Isolate every line in the records below with "paper" in it.
= = = =
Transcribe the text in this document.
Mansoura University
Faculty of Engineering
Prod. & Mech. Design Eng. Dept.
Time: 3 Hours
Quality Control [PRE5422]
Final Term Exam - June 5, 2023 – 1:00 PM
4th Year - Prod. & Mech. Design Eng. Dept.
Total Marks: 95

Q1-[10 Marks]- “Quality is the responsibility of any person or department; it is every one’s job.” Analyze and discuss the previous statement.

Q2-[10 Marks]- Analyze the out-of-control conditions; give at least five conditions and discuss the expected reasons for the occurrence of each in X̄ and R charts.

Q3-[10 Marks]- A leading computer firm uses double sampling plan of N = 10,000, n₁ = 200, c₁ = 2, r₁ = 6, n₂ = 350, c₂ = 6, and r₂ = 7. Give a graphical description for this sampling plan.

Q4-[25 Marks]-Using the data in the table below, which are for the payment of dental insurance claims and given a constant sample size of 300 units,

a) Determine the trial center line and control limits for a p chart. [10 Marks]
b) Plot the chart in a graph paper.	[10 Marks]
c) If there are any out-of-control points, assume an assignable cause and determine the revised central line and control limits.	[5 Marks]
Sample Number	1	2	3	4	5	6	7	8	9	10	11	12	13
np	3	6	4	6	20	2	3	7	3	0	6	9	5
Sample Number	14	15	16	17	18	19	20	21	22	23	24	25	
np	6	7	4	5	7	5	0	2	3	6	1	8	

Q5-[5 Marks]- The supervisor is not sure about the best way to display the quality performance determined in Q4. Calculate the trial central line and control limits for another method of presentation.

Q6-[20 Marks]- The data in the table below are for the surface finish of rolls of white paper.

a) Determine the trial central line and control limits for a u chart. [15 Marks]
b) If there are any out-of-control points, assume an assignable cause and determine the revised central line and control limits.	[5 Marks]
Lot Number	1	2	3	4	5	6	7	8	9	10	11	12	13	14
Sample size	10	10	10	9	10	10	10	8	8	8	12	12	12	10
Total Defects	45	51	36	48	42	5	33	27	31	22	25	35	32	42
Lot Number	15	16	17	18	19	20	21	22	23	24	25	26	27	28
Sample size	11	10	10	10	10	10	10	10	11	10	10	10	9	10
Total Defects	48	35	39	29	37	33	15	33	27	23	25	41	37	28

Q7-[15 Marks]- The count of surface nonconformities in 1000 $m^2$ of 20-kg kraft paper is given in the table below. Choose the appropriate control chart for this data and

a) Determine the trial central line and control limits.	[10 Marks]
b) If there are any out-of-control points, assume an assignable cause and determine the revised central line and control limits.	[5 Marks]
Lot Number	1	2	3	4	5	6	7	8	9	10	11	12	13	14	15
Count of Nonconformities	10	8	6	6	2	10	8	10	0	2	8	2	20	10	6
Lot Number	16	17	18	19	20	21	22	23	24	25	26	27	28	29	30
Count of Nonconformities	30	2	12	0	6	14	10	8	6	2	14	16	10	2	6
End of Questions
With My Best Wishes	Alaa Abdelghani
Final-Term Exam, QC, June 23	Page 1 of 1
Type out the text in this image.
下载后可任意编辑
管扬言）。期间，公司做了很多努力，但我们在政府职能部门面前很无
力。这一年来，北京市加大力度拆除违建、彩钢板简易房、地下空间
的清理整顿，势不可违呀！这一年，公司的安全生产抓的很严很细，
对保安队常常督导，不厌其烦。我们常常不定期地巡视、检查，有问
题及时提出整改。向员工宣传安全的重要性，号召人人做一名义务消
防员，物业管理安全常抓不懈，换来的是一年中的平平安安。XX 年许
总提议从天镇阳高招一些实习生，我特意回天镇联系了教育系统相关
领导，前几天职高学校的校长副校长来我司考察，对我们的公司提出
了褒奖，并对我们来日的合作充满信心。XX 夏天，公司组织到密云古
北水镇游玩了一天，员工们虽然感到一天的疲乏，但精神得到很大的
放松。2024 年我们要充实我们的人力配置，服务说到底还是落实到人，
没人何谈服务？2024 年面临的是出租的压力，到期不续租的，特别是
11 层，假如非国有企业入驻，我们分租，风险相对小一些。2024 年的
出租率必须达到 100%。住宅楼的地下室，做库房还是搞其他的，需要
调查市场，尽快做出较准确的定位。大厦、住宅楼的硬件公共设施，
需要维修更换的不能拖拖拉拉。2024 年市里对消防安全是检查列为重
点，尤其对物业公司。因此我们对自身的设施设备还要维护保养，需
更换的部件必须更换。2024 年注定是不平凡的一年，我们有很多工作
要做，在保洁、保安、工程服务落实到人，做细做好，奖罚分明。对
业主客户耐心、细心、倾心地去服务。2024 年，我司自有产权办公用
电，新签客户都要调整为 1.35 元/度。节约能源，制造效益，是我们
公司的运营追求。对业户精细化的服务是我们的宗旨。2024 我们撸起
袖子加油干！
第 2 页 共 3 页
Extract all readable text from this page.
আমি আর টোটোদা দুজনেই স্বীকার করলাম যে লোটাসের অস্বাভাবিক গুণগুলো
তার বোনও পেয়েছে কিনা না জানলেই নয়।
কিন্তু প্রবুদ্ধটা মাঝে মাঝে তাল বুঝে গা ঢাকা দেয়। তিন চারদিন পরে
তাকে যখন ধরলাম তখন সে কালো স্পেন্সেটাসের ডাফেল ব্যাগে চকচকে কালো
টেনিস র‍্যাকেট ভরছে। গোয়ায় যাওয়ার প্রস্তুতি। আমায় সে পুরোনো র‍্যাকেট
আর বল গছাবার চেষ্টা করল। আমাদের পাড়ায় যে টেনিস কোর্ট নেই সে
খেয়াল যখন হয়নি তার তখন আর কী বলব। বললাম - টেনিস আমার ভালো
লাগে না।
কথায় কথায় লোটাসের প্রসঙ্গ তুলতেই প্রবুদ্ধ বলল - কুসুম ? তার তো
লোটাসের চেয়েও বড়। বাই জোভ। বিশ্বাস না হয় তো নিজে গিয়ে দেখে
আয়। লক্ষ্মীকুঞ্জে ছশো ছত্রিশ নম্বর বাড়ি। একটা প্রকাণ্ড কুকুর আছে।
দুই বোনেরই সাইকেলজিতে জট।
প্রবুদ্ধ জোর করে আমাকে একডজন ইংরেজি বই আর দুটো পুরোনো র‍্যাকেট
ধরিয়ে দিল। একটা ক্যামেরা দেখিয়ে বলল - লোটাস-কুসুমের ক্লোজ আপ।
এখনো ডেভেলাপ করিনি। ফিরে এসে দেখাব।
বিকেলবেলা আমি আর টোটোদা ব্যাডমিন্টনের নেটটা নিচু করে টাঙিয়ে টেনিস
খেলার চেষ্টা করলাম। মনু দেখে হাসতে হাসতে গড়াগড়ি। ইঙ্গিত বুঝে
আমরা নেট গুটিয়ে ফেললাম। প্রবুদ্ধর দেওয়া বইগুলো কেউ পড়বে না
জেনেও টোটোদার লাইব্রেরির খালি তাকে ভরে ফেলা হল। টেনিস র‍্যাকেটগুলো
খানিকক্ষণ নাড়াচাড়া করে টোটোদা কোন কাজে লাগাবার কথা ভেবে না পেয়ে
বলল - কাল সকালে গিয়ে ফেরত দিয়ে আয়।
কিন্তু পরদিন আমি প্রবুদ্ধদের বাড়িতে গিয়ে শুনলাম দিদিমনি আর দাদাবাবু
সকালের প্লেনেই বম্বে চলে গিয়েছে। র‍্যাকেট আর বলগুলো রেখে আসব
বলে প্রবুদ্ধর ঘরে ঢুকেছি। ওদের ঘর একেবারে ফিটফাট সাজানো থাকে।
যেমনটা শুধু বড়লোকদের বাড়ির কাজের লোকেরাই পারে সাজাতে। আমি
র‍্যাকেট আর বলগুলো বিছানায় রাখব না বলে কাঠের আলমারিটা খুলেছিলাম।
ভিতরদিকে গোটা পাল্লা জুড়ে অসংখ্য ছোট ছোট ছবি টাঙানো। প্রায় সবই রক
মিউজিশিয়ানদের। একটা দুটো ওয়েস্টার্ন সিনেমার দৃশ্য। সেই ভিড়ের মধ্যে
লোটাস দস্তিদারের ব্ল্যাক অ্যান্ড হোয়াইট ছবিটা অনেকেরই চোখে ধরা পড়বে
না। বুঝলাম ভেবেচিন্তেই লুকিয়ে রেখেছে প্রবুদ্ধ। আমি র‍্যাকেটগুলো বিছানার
= = = =
> RESULT OF THIS TASK
b) Plot the chart in a graph paper.	[10 Marks]
Q6-[20 Marks]- The data in the table below are for the surface finish of rolls of white paper.
Q7-[15 Marks]- The count of surface nonconformities in 1000 $m^2$ of 20-kg kraft paper is given in the table below. Choose the appropriate control chart for this data and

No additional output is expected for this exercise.